> _What the task requires_: Extract every line that includes the string "Best".

> _Extracted data entries_:
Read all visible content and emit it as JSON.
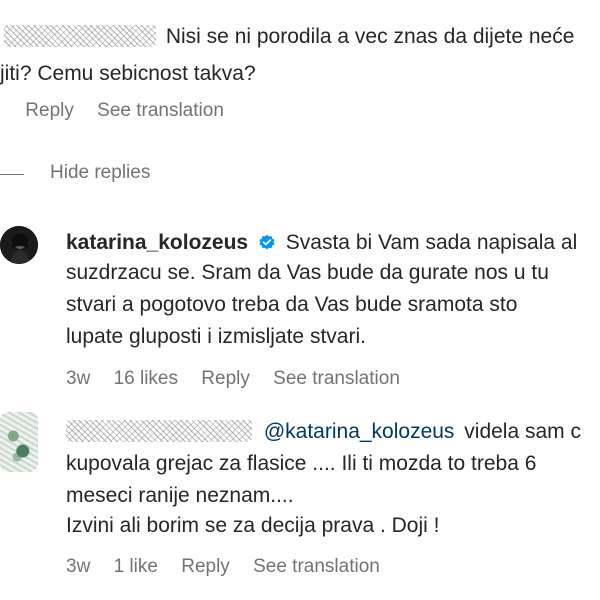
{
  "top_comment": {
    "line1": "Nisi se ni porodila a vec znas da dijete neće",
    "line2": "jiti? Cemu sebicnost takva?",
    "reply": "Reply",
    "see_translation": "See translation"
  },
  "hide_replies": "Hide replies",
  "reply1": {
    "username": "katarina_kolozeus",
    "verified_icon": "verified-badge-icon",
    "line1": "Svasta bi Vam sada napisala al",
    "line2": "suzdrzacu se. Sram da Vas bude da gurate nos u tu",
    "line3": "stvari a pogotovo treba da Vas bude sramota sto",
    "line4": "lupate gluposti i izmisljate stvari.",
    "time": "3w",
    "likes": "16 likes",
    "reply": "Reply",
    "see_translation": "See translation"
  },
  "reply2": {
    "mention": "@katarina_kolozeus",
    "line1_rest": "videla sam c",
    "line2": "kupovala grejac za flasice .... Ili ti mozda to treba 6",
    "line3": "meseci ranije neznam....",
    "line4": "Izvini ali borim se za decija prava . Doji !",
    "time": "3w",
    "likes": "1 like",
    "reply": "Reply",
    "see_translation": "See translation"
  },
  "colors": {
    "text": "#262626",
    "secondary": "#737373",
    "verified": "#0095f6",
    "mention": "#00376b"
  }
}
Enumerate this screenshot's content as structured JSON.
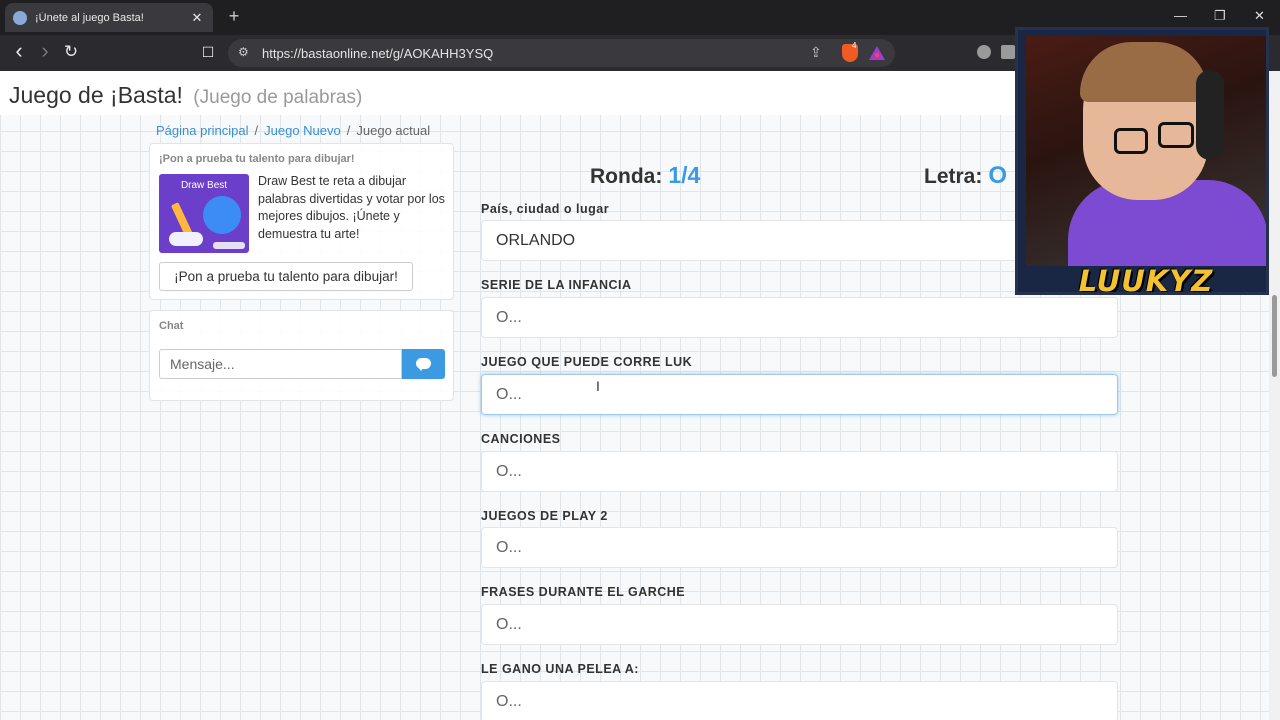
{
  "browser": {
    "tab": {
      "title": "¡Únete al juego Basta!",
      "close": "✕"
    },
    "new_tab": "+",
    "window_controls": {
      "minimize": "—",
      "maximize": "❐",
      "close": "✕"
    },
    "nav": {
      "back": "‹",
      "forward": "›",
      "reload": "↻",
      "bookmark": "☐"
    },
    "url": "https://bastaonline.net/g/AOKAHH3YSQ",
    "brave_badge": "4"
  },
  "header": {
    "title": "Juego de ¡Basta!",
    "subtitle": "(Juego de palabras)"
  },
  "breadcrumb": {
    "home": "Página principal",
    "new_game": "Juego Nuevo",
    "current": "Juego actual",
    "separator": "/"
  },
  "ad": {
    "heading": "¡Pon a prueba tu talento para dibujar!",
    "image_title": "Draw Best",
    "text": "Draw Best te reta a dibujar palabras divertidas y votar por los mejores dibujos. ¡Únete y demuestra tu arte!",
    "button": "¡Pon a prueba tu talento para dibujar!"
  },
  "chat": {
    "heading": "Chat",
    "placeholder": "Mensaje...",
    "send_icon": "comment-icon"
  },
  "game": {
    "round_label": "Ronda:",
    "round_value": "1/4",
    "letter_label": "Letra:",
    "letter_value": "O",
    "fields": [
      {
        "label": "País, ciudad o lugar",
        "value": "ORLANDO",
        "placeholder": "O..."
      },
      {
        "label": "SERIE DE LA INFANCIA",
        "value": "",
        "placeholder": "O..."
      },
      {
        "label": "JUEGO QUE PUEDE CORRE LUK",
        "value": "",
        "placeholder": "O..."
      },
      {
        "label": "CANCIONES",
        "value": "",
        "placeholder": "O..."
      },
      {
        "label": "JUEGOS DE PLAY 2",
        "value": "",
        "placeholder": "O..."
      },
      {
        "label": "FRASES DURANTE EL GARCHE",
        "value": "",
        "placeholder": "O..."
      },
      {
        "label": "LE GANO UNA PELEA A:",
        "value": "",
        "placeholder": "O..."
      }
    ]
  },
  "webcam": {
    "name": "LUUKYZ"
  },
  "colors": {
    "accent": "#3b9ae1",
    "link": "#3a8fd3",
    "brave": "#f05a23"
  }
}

> _The result_:
    "image_title": "Draw Best",
    "text": "Draw Best te reta a dibujar palabras divertidas y votar por los mejores dibujos. ¡Únete y demuestra tu arte!",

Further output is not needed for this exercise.